------ RECORD SET ------
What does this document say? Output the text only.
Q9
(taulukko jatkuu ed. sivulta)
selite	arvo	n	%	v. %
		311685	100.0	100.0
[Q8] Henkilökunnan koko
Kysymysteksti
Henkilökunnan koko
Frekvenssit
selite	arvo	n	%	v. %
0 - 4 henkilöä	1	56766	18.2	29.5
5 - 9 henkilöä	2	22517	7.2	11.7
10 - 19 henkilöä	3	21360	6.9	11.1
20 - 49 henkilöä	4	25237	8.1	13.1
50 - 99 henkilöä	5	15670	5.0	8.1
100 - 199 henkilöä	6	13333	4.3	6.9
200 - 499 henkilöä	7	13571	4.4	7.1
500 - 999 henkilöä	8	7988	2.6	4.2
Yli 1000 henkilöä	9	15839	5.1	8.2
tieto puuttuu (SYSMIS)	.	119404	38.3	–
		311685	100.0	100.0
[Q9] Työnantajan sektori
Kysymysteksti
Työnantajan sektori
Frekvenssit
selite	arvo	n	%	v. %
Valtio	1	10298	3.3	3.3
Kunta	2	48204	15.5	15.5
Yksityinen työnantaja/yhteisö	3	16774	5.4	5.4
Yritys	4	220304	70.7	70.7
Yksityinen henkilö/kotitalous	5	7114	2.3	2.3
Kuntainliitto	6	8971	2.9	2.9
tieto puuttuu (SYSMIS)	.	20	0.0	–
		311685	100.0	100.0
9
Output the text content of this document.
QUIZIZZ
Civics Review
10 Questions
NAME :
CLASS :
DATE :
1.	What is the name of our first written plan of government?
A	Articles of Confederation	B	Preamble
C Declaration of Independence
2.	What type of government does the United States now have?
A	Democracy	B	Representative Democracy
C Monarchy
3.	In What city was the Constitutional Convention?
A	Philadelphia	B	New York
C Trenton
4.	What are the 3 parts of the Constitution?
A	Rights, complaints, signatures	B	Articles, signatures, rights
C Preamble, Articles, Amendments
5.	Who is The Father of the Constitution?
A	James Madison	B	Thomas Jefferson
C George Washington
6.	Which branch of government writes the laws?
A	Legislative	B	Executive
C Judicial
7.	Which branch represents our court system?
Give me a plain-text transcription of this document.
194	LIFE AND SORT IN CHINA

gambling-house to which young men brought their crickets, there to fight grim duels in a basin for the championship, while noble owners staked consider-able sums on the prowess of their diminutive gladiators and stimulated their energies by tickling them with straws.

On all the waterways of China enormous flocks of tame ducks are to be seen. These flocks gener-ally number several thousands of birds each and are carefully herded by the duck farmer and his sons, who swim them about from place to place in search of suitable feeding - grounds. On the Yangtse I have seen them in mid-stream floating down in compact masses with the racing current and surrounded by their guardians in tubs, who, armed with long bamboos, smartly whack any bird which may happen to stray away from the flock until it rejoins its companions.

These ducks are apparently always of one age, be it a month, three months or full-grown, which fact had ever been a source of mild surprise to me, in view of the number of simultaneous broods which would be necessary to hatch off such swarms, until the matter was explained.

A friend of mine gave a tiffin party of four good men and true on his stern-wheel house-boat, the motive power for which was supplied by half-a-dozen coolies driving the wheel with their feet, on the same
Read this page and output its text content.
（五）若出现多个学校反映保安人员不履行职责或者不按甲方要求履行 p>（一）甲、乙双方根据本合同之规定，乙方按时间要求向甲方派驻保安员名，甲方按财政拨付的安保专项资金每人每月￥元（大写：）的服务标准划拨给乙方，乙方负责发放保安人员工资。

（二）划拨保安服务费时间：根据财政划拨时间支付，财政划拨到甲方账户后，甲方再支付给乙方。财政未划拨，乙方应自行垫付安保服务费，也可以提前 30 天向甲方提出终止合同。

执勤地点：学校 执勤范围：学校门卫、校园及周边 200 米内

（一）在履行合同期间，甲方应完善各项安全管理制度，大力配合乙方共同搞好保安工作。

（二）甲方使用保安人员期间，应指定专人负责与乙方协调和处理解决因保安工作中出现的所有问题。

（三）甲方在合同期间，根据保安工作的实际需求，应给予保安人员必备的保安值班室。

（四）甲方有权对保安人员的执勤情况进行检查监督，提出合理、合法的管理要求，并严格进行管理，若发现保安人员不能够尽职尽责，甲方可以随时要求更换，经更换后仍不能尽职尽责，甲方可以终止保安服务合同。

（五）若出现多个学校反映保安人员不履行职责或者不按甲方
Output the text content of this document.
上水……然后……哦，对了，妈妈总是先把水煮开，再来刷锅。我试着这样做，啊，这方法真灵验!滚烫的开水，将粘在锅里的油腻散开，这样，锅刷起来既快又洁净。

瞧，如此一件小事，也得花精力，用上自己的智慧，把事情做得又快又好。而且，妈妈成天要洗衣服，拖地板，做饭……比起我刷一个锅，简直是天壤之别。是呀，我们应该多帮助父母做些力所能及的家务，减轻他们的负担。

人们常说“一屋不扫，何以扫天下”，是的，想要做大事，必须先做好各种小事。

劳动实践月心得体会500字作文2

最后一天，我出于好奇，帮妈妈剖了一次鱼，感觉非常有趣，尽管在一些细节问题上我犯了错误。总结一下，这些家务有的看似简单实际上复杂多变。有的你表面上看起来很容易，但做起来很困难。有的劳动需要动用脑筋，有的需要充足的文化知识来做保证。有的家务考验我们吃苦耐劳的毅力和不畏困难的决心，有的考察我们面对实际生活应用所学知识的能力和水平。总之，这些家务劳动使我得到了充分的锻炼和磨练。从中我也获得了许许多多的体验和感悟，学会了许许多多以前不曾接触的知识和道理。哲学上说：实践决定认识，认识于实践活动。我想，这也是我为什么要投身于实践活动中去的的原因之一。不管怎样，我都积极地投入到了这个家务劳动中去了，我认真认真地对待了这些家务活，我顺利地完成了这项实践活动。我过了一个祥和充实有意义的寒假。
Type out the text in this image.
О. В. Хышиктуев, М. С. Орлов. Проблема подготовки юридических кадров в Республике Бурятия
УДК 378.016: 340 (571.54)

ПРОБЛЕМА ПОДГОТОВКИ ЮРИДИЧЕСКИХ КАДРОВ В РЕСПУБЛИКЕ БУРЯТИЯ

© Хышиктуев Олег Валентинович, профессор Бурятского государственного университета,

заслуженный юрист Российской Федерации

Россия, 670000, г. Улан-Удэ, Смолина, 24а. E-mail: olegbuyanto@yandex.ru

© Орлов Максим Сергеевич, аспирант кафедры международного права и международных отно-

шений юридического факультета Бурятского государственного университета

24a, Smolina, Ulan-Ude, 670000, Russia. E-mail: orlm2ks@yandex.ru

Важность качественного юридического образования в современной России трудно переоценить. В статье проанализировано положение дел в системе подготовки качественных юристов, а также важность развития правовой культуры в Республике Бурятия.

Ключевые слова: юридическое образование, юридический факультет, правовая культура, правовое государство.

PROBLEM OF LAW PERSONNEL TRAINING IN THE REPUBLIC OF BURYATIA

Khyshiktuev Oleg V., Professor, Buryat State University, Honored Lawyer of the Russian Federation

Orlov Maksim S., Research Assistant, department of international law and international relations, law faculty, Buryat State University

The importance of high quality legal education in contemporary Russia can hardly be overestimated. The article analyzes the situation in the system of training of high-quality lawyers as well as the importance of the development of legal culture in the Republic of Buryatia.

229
------
State how many lines of the records above contain "Хышиктуев", with no words besides the number.

• RESPONSE FOR THIS EXERCISE: 2